— START Record set —

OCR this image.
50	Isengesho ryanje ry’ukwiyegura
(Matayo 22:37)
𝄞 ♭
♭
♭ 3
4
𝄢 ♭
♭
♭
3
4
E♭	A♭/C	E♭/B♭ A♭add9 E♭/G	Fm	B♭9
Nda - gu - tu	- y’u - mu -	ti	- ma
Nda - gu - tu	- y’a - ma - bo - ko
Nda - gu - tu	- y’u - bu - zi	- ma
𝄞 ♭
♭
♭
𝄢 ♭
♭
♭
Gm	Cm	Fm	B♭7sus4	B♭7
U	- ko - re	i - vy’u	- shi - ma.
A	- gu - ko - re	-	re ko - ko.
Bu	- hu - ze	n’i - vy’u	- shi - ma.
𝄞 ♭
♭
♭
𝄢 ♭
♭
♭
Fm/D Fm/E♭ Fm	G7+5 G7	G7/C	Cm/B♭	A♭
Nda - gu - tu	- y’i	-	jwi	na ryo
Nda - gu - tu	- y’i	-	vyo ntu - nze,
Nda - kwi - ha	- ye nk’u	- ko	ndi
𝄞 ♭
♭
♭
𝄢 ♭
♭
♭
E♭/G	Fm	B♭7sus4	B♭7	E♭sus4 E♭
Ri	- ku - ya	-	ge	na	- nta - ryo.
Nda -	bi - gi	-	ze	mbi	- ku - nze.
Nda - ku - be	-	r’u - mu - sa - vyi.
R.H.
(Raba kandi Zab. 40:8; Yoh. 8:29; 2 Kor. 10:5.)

— END Record set —

Aim of the task :: Transcribe each record exactly. Leave nothing out.

The response ::
OCR this image.
50	Isengesho ryanje ry’ukwiyegura
(Matayo 22:37)
𝄞 ♭
♭
♭ 3
4
𝄢 ♭
♭
♭
3
4
E♭	A♭/C	E♭/B♭ A♭add9 E♭/G	Fm	B♭9
Nda - gu - tu	- y’u - mu -	ti	- ma
Nda - gu - tu	- y’a - ma - bo - ko
Nda - gu - tu	- y’u - bu - zi	- ma
𝄞 ♭
♭
♭
𝄢 ♭
♭
♭
Gm	Cm	Fm	B♭7sus4	B♭7
U	- ko - re	i - vy’u	- shi - ma.
A	- gu - ko - re	-	re ko - ko.
Bu	- hu - ze	n’i - vy’u	- shi - ma.
𝄞 ♭
♭
♭
𝄢 ♭
♭
♭
Fm/D Fm/E♭ Fm	G7+5 G7	G7/C	Cm/B♭	A♭
Nda - gu - tu	- y’i	-	jwi	na ryo
Nda - gu - tu	- y’i	-	vyo ntu - nze,
Nda - kwi - ha	- ye nk’u	- ko	ndi
𝄞 ♭
♭
♭
𝄢 ♭
♭
♭
E♭/G	Fm	B♭7sus4	B♭7	E♭sus4 E♭
Ri	- ku - ya	-	ge	na	- nta - ryo.
Nda -	bi - gi	-	ze	mbi	- ku - nze.
Nda - ku - be	-	r’u - mu - sa - vyi.
R.H.
(Raba kandi Zab. 40:8; Yoh. 8:29; 2 Kor. 10:5.)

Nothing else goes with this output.